Of all the lines in the material, how many contain the word "type"? State the number alone.

◆ **Stored data**
>> start
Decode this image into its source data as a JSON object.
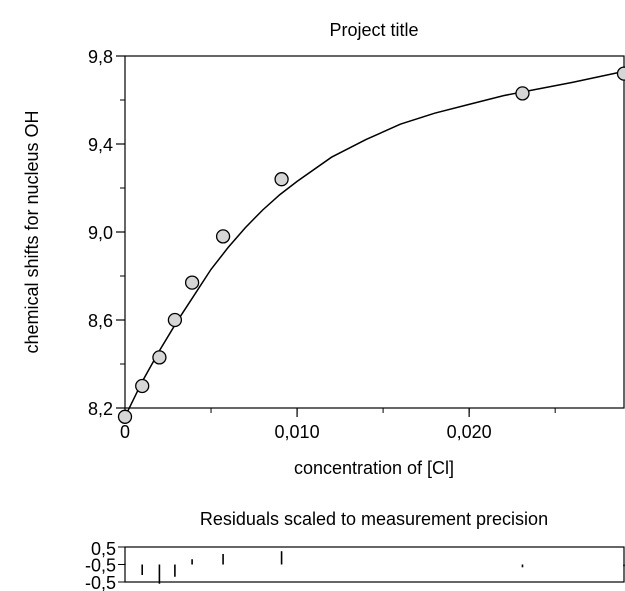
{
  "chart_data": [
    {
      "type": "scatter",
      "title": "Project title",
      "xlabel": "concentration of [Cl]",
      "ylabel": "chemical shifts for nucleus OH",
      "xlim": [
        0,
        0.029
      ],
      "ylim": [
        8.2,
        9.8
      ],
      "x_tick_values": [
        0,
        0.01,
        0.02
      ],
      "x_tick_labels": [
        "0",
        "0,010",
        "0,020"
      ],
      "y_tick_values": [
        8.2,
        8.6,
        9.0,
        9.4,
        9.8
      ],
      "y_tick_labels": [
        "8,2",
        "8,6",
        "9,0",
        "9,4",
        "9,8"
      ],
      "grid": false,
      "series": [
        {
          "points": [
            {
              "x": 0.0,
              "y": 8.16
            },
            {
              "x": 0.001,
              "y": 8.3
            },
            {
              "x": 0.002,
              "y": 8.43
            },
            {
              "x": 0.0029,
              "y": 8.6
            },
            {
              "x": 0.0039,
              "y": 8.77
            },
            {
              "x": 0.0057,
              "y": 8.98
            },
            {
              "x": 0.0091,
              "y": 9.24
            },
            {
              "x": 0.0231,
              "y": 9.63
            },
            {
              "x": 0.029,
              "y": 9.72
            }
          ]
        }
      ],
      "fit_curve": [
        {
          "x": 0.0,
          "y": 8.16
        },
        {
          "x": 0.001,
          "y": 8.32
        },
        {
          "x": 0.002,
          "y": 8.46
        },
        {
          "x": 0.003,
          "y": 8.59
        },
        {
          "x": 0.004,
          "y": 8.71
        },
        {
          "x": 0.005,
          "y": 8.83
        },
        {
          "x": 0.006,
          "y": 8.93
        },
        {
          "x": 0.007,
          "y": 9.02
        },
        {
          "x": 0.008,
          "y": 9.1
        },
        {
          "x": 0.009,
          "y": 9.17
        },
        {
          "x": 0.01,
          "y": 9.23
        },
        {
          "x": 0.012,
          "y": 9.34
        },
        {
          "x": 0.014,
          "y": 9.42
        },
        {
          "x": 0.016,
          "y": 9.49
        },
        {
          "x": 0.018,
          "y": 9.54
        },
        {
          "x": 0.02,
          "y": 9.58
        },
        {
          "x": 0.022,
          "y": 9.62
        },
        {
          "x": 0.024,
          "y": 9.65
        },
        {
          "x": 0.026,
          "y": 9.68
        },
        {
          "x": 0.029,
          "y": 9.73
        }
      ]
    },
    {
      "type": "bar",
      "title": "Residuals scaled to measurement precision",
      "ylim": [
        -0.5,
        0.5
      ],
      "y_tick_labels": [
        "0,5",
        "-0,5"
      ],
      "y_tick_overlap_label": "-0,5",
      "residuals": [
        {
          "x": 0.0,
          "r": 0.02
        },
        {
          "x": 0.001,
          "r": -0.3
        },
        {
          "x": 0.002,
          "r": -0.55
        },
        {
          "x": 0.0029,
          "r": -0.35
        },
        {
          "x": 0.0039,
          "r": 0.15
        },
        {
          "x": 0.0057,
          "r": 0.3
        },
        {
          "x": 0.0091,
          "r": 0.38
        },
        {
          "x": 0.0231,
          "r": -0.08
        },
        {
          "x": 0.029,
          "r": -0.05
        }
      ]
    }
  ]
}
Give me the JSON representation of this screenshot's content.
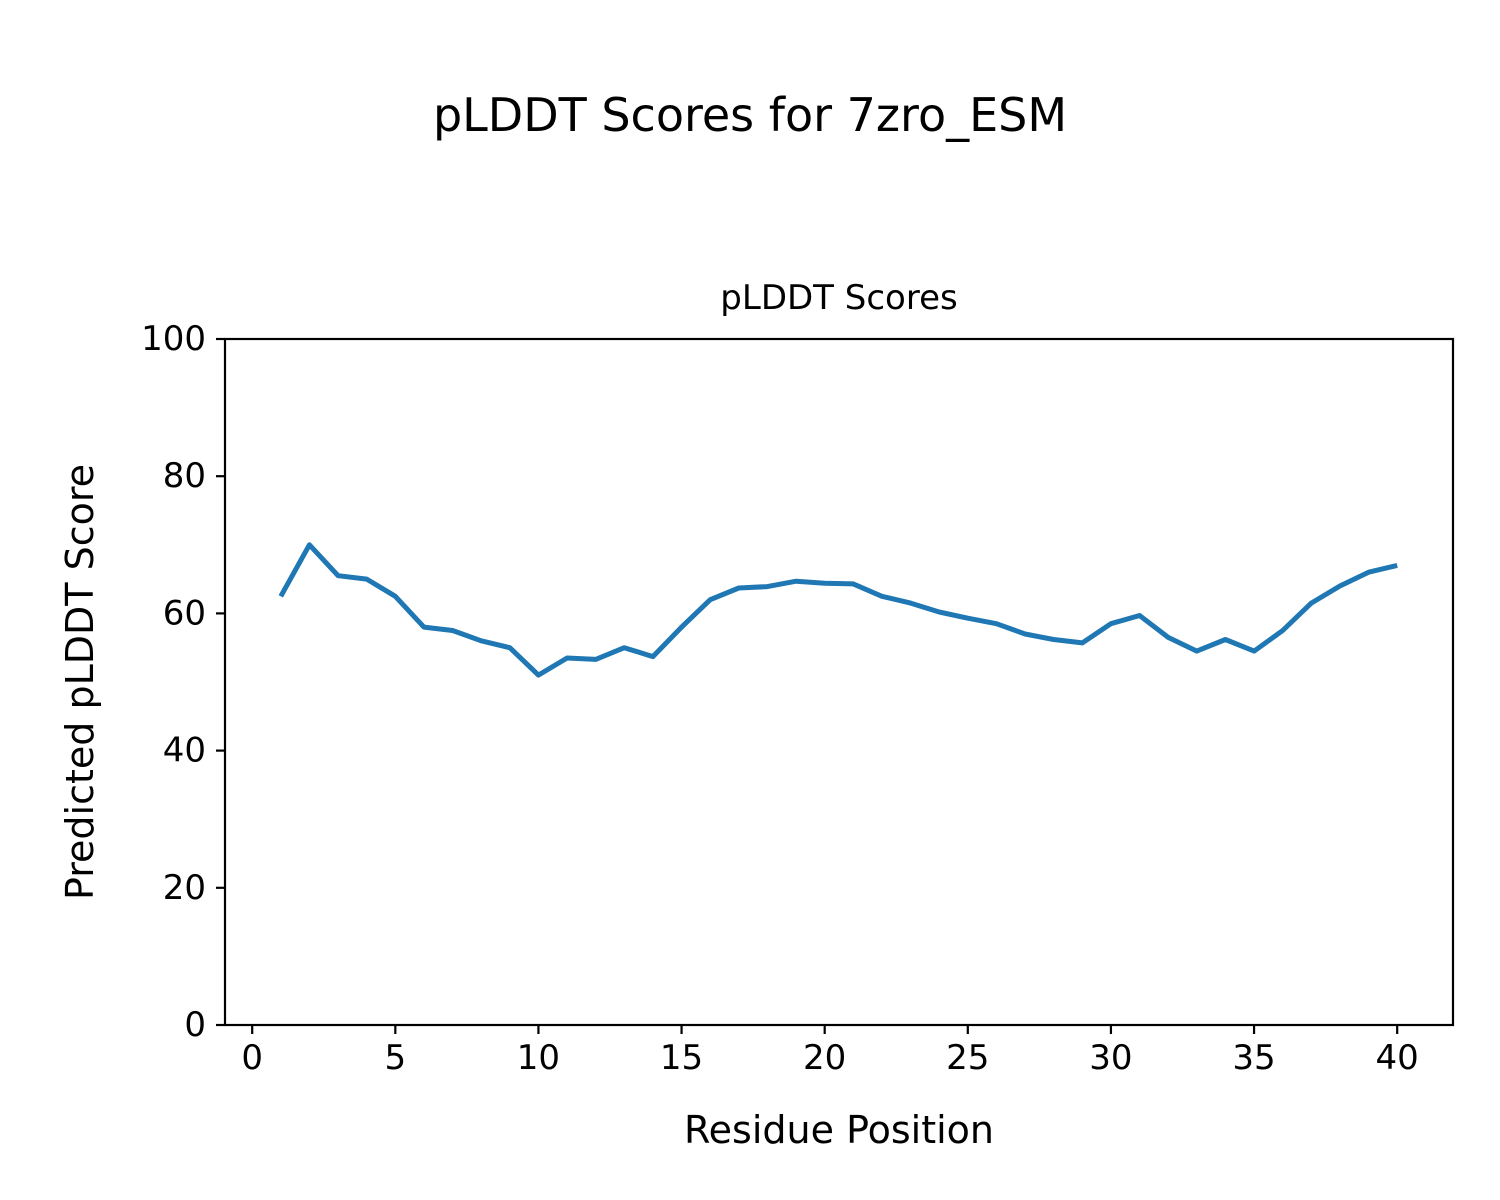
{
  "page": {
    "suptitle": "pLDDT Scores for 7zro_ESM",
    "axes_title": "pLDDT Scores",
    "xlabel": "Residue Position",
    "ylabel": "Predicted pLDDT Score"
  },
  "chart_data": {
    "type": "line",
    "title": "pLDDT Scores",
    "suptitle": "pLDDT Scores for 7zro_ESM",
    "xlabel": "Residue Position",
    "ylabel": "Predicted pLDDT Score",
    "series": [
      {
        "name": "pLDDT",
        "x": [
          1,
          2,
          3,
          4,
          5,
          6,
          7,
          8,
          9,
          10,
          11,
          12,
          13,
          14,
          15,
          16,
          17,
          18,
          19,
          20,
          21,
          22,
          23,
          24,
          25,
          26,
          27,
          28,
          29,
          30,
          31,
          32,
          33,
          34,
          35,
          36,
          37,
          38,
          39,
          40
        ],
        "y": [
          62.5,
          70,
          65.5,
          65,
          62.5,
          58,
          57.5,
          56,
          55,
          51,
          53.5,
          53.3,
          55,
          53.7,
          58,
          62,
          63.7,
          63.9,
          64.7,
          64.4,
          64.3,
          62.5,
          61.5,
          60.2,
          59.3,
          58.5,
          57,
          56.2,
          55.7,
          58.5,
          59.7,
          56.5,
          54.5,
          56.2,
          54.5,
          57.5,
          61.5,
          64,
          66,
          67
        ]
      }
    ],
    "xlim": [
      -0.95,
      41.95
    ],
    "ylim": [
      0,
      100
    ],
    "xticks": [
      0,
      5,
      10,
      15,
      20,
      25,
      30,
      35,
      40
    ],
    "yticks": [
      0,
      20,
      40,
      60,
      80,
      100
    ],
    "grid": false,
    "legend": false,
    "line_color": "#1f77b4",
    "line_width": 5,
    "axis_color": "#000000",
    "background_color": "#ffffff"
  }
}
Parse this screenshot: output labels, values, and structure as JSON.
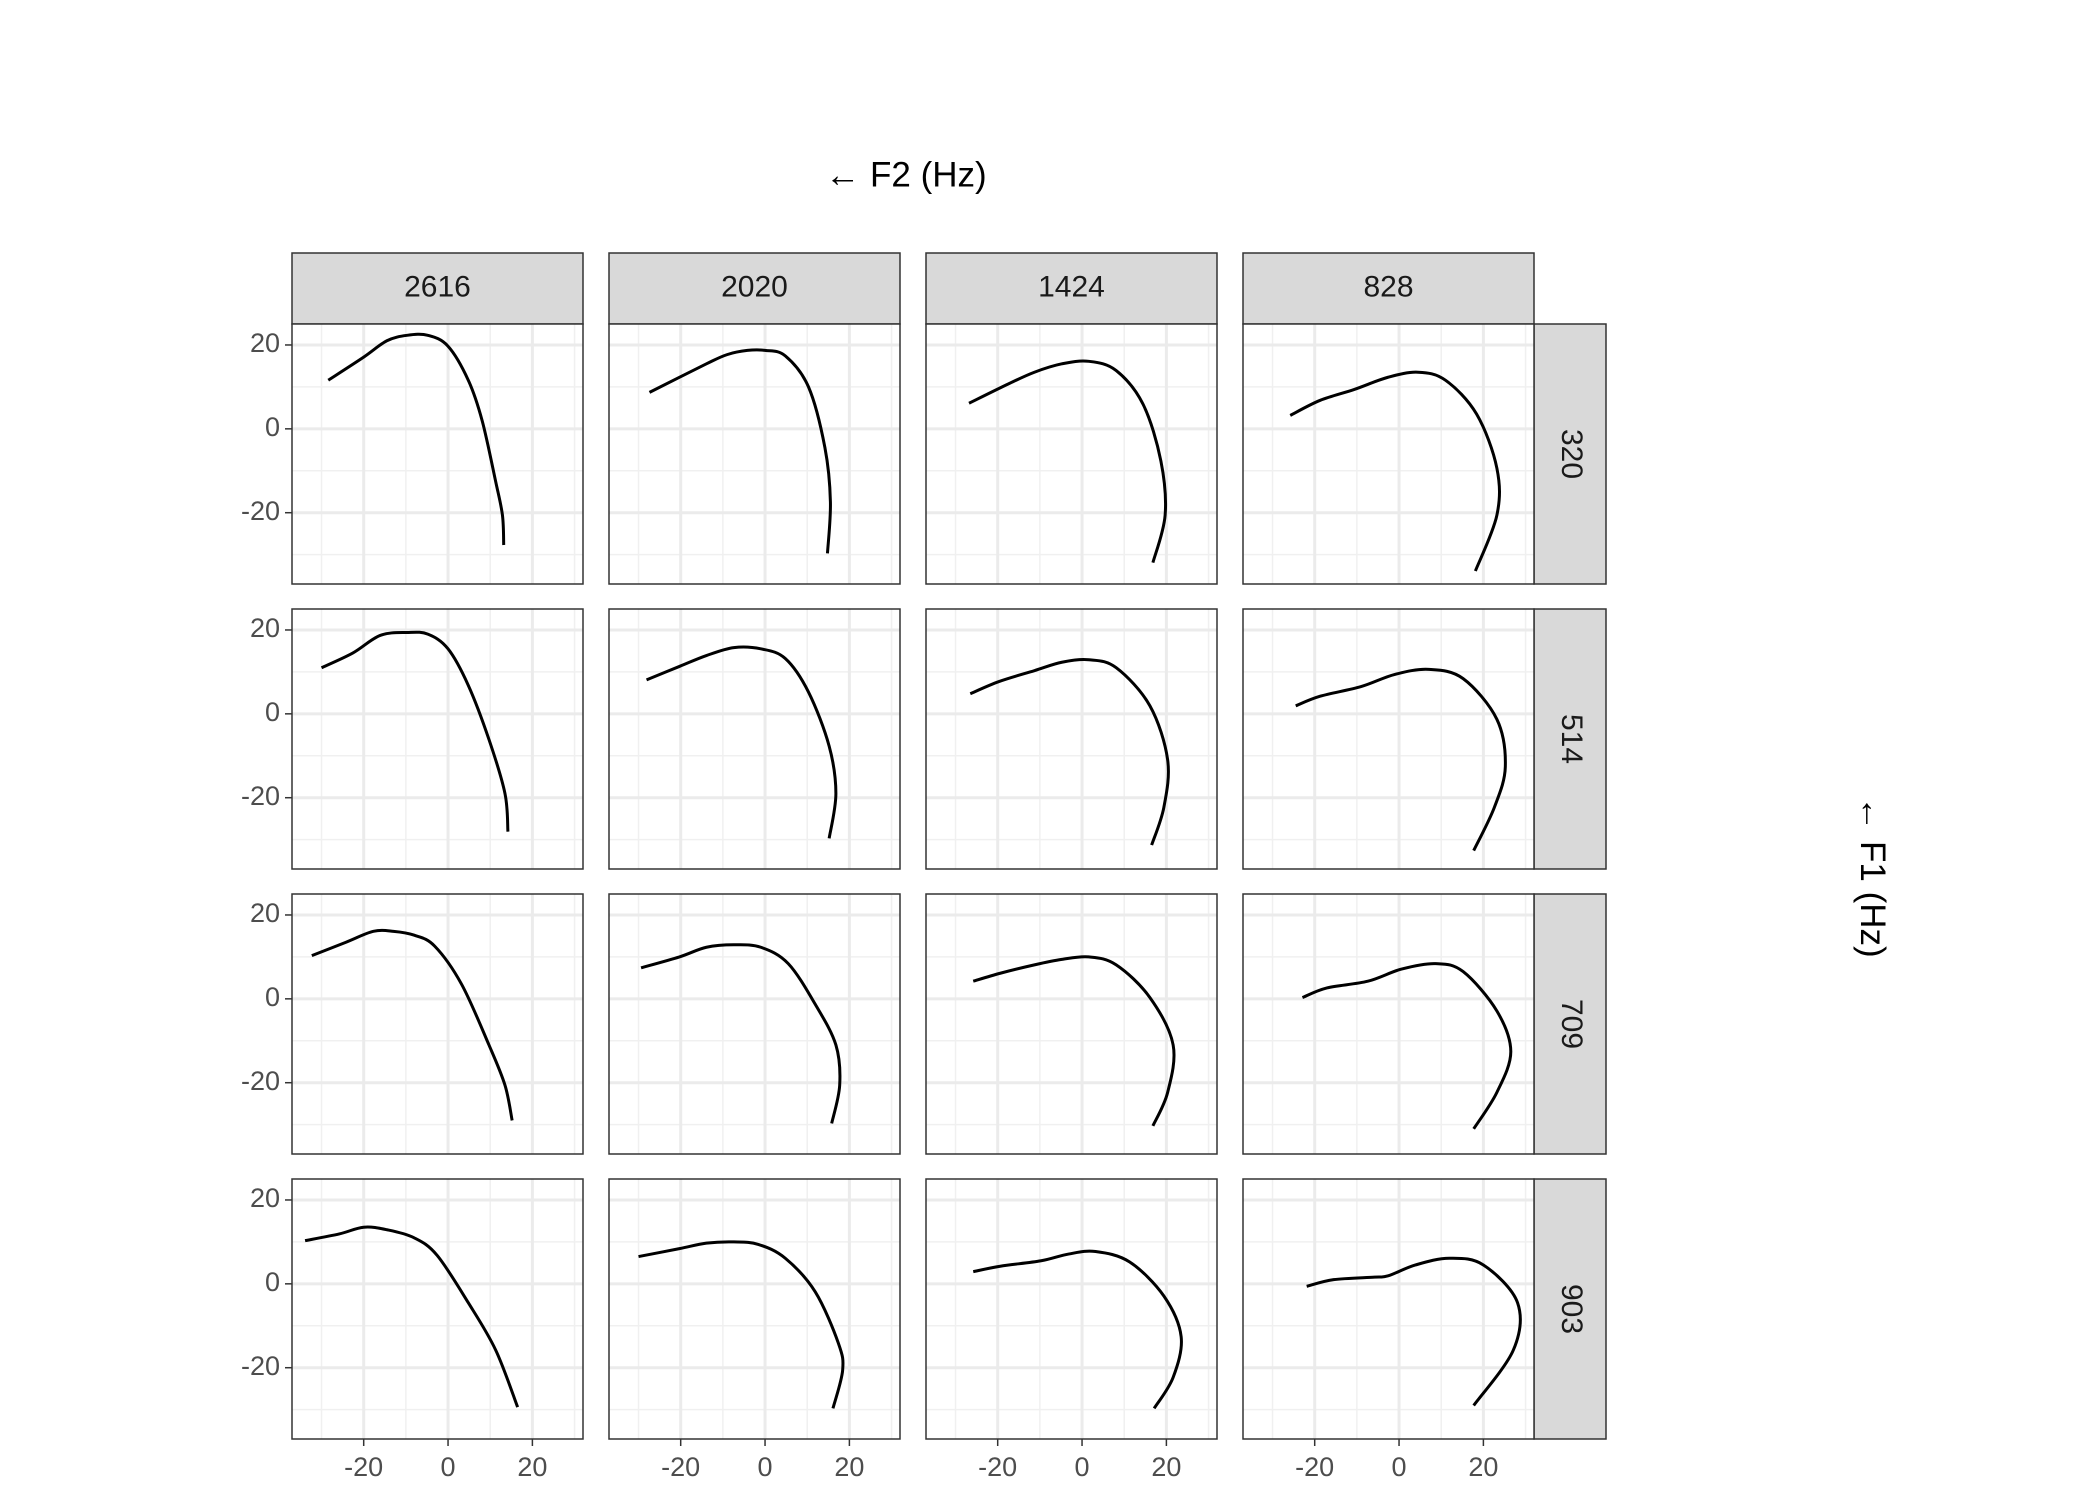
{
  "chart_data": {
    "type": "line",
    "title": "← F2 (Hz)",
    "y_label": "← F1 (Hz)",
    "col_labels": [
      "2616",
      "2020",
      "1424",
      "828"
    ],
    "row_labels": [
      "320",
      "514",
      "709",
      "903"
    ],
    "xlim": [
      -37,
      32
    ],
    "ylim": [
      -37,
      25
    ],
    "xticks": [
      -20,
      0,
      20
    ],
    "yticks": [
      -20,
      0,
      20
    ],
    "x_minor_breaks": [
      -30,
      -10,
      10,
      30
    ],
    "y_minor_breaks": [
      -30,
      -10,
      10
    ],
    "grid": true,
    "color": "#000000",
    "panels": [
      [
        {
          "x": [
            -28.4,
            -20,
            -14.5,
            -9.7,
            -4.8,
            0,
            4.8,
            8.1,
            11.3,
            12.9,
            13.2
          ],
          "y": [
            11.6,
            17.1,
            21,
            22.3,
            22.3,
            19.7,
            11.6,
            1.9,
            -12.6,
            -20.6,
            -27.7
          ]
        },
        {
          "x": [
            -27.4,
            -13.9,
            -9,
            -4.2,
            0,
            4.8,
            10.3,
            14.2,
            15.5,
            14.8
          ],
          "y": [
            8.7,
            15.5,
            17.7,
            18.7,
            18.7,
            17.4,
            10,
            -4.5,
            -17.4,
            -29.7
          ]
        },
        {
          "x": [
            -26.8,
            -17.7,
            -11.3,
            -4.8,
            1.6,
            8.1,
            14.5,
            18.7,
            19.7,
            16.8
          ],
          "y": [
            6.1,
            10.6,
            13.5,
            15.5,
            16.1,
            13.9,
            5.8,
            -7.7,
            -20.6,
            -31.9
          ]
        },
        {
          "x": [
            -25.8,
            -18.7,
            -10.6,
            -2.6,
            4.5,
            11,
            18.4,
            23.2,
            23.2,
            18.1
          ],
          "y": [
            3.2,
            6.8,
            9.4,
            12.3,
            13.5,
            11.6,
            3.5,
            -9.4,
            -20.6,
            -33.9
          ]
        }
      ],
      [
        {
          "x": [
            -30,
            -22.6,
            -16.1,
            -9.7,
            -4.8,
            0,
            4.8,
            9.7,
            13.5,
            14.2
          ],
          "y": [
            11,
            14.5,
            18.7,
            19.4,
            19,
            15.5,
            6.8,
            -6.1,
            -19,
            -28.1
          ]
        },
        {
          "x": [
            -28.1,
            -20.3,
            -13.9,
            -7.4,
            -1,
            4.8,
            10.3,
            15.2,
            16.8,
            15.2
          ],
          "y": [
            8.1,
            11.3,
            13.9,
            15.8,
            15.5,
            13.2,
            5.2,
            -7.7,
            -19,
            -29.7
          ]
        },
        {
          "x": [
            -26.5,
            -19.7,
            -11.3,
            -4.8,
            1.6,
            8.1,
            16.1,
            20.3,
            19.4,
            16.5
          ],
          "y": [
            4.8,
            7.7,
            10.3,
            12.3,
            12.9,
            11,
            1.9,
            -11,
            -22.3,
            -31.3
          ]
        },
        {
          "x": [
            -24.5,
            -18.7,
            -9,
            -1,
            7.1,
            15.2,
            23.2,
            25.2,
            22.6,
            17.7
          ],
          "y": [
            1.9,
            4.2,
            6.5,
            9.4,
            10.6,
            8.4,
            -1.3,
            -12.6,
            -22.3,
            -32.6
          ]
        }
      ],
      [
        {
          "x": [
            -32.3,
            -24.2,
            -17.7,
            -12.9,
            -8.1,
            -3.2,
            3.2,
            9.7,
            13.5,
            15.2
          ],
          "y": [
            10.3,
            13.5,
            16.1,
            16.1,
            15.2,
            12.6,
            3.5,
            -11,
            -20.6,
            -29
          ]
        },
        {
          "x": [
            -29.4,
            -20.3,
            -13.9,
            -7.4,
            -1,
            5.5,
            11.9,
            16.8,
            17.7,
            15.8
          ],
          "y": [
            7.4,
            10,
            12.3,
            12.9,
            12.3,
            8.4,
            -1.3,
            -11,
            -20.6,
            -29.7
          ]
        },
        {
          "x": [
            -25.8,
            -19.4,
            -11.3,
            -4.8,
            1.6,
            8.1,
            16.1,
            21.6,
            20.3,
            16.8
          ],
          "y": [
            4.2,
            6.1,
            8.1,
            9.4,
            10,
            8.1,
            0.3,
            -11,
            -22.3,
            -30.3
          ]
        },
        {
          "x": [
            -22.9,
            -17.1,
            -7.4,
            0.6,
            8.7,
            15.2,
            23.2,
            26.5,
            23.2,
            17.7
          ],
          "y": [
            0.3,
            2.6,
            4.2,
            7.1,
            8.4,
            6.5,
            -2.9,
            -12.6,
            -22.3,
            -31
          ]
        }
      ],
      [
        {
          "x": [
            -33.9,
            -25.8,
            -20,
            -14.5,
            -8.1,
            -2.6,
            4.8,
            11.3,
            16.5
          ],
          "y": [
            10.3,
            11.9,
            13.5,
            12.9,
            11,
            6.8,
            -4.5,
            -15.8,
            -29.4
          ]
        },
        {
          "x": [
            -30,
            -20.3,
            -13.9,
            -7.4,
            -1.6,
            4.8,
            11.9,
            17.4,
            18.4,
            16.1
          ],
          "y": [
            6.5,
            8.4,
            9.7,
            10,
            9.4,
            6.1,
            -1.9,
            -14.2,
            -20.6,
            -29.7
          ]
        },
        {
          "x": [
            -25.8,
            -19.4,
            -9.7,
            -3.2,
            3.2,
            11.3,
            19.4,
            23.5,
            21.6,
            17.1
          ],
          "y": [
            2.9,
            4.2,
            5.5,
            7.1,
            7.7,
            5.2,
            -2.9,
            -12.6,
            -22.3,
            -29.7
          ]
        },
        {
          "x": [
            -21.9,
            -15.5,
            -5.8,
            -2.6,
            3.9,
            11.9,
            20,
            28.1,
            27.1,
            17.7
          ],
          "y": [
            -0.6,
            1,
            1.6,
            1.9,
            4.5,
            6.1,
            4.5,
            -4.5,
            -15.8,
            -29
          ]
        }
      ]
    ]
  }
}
>> end
◆ **Exercise answer**
4